_Provided entries_
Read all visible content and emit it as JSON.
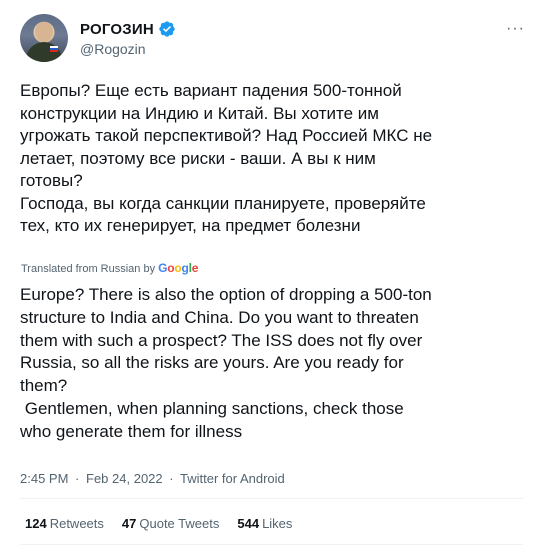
{
  "author": {
    "display_name": "РОГОЗИН",
    "handle": "@Rogozin",
    "verified_icon": "verified-badge-icon",
    "avatar_icon": "profile-photo"
  },
  "more_icon": "···",
  "tweet": {
    "original_text": "Европы? Еще есть вариант падения 500-тонной\nконструкции на Индию и Китай. Вы хотите им\nугрожать такой перспективой? Над Россией МКС не\nлетает, поэтому все риски - ваши. А вы к ним\nготовы?\nГоспода, вы когда санкции планируете, проверяйте\nтех, кто их генерирует, на предмет болезни",
    "translated_from": "Translated from Russian by",
    "translation_provider": "Google",
    "translated_text": "Europe? There is also the option of dropping a 500-ton\nstructure to India and China. Do you want to threaten\nthem with such a prospect? The ISS does not fly over\nRussia, so all the risks are yours. Are you ready for\nthem?\n Gentlemen, when planning sanctions, check those\nwho generate them for illness"
  },
  "meta": {
    "time": "2:45 PM",
    "date": "Feb 24, 2022",
    "separator": "·",
    "source": "Twitter for Android"
  },
  "stats": {
    "retweets_count": "124",
    "retweets_label": "Retweets",
    "quote_count": "47",
    "quote_label": "Quote Tweets",
    "likes_count": "544",
    "likes_label": "Likes"
  },
  "colors": {
    "text": "#0f1419",
    "secondary": "#536471",
    "verified": "#1d9bf0",
    "divider": "#eff3f4"
  }
}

_What to work on_
Omitting all images, print the listing exactly.

_Written solution_
Read all visible content and emit it as JSON.
{
  "author": {
    "display_name": "РОГОЗИН",
    "handle": "@Rogozin",
    "verified_icon": "verified-badge-icon",
    "avatar_icon": "profile-photo"
  },
  "more_icon": "···",
  "tweet": {
    "original_text": "Европы? Еще есть вариант падения 500-тонной\nконструкции на Индию и Китай. Вы хотите им\nугрожать такой перспективой? Над Россией МКС не\nлетает, поэтому все риски - ваши. А вы к ним\nготовы?\nГоспода, вы когда санкции планируете, проверяйте\nтех, кто их генерирует, на предмет болезни",
    "translated_from": "Translated from Russian by",
    "translation_provider": "Google",
    "translated_text": "Europe? There is also the option of dropping a 500-ton\nstructure to India and China. Do you want to threaten\nthem with such a prospect? The ISS does not fly over\nRussia, so all the risks are yours. Are you ready for\nthem?\n Gentlemen, when planning sanctions, check those\nwho generate them for illness"
  },
  "meta": {
    "time": "2:45 PM",
    "date": "Feb 24, 2022",
    "separator": "·",
    "source": "Twitter for Android"
  },
  "stats": {
    "retweets_count": "124",
    "retweets_label": "Retweets",
    "quote_count": "47",
    "quote_label": "Quote Tweets",
    "likes_count": "544",
    "likes_label": "Likes"
  },
  "colors": {
    "text": "#0f1419",
    "secondary": "#536471",
    "verified": "#1d9bf0",
    "divider": "#eff3f4"
  }
}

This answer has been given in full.